- Written problem -
Write the data out again in full, with no departure from the original.

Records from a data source
-- START --

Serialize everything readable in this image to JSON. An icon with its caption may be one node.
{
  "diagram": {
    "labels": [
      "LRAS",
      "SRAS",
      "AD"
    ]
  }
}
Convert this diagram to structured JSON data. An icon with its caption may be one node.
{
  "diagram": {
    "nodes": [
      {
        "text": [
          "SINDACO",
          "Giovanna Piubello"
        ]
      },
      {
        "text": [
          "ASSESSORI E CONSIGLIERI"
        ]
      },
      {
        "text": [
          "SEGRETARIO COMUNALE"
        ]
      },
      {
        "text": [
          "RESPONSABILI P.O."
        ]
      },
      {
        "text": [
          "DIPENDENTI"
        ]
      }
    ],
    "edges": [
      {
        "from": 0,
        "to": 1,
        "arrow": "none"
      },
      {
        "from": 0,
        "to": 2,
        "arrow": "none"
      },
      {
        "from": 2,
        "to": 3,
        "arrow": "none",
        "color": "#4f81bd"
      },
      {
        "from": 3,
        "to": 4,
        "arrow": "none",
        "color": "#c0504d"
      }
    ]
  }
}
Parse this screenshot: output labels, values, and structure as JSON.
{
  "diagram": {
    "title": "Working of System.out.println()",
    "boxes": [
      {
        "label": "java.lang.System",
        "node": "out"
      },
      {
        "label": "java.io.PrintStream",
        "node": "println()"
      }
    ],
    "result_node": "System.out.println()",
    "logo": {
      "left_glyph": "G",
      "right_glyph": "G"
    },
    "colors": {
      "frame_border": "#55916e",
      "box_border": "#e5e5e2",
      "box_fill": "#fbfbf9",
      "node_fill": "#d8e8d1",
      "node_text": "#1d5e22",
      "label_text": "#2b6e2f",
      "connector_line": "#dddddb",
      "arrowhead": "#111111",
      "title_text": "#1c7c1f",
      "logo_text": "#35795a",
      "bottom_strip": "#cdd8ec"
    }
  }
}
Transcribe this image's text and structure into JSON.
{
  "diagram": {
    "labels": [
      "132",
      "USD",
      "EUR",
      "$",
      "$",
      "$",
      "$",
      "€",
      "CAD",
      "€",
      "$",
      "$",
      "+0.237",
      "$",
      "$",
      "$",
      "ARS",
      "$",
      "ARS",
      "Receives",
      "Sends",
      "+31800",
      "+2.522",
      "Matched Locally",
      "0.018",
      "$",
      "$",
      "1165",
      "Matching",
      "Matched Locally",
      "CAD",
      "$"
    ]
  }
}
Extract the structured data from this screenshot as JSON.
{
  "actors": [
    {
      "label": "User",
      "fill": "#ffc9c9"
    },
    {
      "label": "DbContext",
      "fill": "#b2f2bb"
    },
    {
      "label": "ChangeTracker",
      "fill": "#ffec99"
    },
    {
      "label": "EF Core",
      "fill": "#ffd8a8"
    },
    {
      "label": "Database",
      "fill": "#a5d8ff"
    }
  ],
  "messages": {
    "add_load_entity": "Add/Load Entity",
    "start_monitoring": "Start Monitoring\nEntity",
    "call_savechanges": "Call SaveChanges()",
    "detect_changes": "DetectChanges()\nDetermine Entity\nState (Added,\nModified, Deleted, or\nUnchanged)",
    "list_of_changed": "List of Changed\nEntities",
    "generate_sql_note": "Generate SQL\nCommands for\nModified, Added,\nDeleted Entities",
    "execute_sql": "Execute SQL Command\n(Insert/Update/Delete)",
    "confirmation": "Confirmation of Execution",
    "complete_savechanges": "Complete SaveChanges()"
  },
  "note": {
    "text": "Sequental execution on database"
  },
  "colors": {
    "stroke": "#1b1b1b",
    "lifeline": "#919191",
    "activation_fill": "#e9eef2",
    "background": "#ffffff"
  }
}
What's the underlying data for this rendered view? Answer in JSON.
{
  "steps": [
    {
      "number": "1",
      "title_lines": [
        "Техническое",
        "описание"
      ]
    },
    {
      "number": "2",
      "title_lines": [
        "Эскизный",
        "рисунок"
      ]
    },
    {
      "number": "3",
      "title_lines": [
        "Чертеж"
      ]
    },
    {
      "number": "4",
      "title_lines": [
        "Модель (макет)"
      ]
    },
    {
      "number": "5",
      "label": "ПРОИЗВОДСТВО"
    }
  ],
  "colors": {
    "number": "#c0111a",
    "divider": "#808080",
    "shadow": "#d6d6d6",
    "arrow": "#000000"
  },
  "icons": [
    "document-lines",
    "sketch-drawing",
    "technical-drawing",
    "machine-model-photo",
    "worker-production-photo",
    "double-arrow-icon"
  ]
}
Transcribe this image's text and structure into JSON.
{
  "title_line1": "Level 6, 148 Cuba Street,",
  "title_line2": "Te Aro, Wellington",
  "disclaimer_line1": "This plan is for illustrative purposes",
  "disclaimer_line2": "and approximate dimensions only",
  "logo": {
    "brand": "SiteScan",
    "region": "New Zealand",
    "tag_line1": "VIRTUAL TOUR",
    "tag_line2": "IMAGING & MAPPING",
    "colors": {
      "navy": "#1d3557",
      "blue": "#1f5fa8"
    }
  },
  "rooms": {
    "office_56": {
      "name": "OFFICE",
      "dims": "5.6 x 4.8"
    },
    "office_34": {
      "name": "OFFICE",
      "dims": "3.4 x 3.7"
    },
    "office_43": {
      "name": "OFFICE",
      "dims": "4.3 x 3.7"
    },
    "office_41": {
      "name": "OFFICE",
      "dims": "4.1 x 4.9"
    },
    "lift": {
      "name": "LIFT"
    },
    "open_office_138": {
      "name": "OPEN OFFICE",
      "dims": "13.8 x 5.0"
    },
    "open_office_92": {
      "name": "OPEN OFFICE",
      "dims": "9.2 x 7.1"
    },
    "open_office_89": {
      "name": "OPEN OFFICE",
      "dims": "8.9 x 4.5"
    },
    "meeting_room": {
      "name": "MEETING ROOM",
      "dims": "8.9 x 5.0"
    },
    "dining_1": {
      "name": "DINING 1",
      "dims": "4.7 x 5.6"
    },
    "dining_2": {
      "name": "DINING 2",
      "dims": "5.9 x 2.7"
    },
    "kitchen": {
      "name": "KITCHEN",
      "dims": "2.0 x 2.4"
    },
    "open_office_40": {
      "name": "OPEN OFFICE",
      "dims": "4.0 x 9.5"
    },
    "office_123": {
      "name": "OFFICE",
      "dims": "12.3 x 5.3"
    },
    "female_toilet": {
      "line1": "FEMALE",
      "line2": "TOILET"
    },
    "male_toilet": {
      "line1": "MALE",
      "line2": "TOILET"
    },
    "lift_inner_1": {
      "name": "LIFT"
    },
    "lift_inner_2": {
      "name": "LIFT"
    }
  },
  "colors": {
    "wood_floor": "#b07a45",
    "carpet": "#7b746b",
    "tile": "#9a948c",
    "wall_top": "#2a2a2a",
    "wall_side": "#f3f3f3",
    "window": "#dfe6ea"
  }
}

-- END --

- Exercise solution -
Serialize everything readable in this image to JSON. An icon with its caption may be one node.
{
  "diagram": {
    "labels": [
      "LRAS",
      "SRAS",
      "AD"
    ]
  }
}
Convert this diagram to structured JSON data. An icon with its caption may be one node.
{
  "diagram": {
    "nodes": [
      {
        "text": [
          "SINDACO",
          "Giovanna Piubello"
        ]
      },
      {
        "text": [
          "ASSESSORI E CONSIGLIERI"
        ]
      },
      {
        "text": [
          "SEGRETARIO COMUNALE"
        ]
      },
      {
        "text": [
          "RESPONSABILI P.O."
        ]
      },
      {
        "text": [
          "DIPENDENTI"
        ]
      }
    ],
    "edges": [
      {
        "from": 0,
        "to": 1,
        "arrow": "none"
      },
      {
        "from": 0,
        "to": 2,
        "arrow": "none"
      },
      {
        "from": 2,
        "to": 3,
        "arrow": "none",
        "color": "#4f81bd"
      },
      {
        "from": 3,
        "to": 4,
        "arrow": "none",
        "color": "#c0504d"
      }
    ]
  }
}
Parse this screenshot: output labels, values, and structure as JSON.
{
  "diagram": {
    "title": "Working of System.out.println()",
    "boxes": [
      {
        "label": "java.lang.System",
        "node": "out"
      },
      {
        "label": "java.io.PrintStream",
        "node": "println()"
      }
    ],
    "result_node": "System.out.println()",
    "logo": {
      "left_glyph": "G",
      "right_glyph": "G"
    },
    "colors": {
      "frame_border": "#55916e",
      "box_border": "#e5e5e2",
      "box_fill": "#fbfbf9",
      "node_fill": "#d8e8d1",
      "node_text": "#1d5e22",
      "label_text": "#2b6e2f",
      "connector_line": "#dddddb",
      "arrowhead": "#111111",
      "title_text": "#1c7c1f",
      "logo_text": "#35795a",
      "bottom_strip": "#cdd8ec"
    }
  }
}
Transcribe this image's text and structure into JSON.
{
  "diagram": {
    "labels": [
      "132",
      "USD",
      "EUR",
      "$",
      "$",
      "$",
      "$",
      "€",
      "CAD",
      "€",
      "$",
      "$",
      "+0.237",
      "$",
      "$",
      "$",
      "ARS",
      "$",
      "ARS",
      "Receives",
      "Sends",
      "+31800",
      "+2.522",
      "Matched Locally",
      "0.018",
      "$",
      "$",
      "1165",
      "Matching",
      "Matched Locally",
      "CAD",
      "$"
    ]
  }
}
Extract the structured data from this screenshot as JSON.
{
  "actors": [
    {
      "label": "User",
      "fill": "#ffc9c9"
    },
    {
      "label": "DbContext",
      "fill": "#b2f2bb"
    },
    {
      "label": "ChangeTracker",
      "fill": "#ffec99"
    },
    {
      "label": "EF Core",
      "fill": "#ffd8a8"
    },
    {
      "label": "Database",
      "fill": "#a5d8ff"
    }
  ],
  "messages": {
    "add_load_entity": "Add/Load Entity",
    "start_monitoring": "Start Monitoring\nEntity",
    "call_savechanges": "Call SaveChanges()",
    "detect_changes": "DetectChanges()\nDetermine Entity\nState (Added,\nModified, Deleted, or\nUnchanged)",
    "list_of_changed": "List of Changed\nEntities",
    "generate_sql_note": "Generate SQL\nCommands for\nModified, Added,\nDeleted Entities",
    "execute_sql": "Execute SQL Command\n(Insert/Update/Delete)",
    "confirmation": "Confirmation of Execution",
    "complete_savechanges": "Complete SaveChanges()"
  },
  "note": {
    "text": "Sequental execution on database"
  },
  "colors": {
    "stroke": "#1b1b1b",
    "lifeline": "#919191",
    "activation_fill": "#e9eef2",
    "background": "#ffffff"
  }
}
What's the underlying data for this rendered view? Answer in JSON.
{
  "steps": [
    {
      "number": "1",
      "title_lines": [
        "Техническое",
        "описание"
      ]
    },
    {
      "number": "2",
      "title_lines": [
        "Эскизный",
        "рисунок"
      ]
    },
    {
      "number": "3",
      "title_lines": [
        "Чертеж"
      ]
    },
    {
      "number": "4",
      "title_lines": [
        "Модель (макет)"
      ]
    },
    {
      "number": "5",
      "label": "ПРОИЗВОДСТВО"
    }
  ],
  "colors": {
    "number": "#c0111a",
    "divider": "#808080",
    "shadow": "#d6d6d6",
    "arrow": "#000000"
  },
  "icons": [
    "document-lines",
    "sketch-drawing",
    "technical-drawing",
    "machine-model-photo",
    "worker-production-photo",
    "double-arrow-icon"
  ]
}
Transcribe this image's text and structure into JSON.
{
  "title_line1": "Level 6, 148 Cuba Street,",
  "title_line2": "Te Aro, Wellington",
  "disclaimer_line1": "This plan is for illustrative purposes",
  "disclaimer_line2": "and approximate dimensions only",
  "logo": {
    "brand": "SiteScan",
    "region": "New Zealand",
    "tag_line1": "VIRTUAL TOUR",
    "tag_line2": "IMAGING & MAPPING",
    "colors": {
      "navy": "#1d3557",
      "blue": "#1f5fa8"
    }
  },
  "rooms": {
    "office_56": {
      "name": "OFFICE",
      "dims": "5.6 x 4.8"
    },
    "office_34": {
      "name": "OFFICE",
      "dims": "3.4 x 3.7"
    },
    "office_43": {
      "name": "OFFICE",
      "dims": "4.3 x 3.7"
    },
    "office_41": {
      "name": "OFFICE",
      "dims": "4.1 x 4.9"
    },
    "lift": {
      "name": "LIFT"
    },
    "open_office_138": {
      "name": "OPEN OFFICE",
      "dims": "13.8 x 5.0"
    },
    "open_office_92": {
      "name": "OPEN OFFICE",
      "dims": "9.2 x 7.1"
    },
    "open_office_89": {
      "name": "OPEN OFFICE",
      "dims": "8.9 x 4.5"
    },
    "meeting_room": {
      "name": "MEETING ROOM",
      "dims": "8.9 x 5.0"
    },
    "dining_1": {
      "name": "DINING 1",
      "dims": "4.7 x 5.6"
    },
    "dining_2": {
      "name": "DINING 2",
      "dims": "5.9 x 2.7"
    },
    "kitchen": {
      "name": "KITCHEN",
      "dims": "2.0 x 2.4"
    },
    "open_office_40": {
      "name": "OPEN OFFICE",
      "dims": "4.0 x 9.5"
    },
    "office_123": {
      "name": "OFFICE",
      "dims": "12.3 x 5.3"
    },
    "female_toilet": {
      "line1": "FEMALE",
      "line2": "TOILET"
    },
    "male_toilet": {
      "line1": "MALE",
      "line2": "TOILET"
    },
    "lift_inner_1": {
      "name": "LIFT"
    },
    "lift_inner_2": {
      "name": "LIFT"
    }
  },
  "colors": {
    "wood_floor": "#b07a45",
    "carpet": "#7b746b",
    "tile": "#9a948c",
    "wall_top": "#2a2a2a",
    "wall_side": "#f3f3f3",
    "window": "#dfe6ea"
  }
}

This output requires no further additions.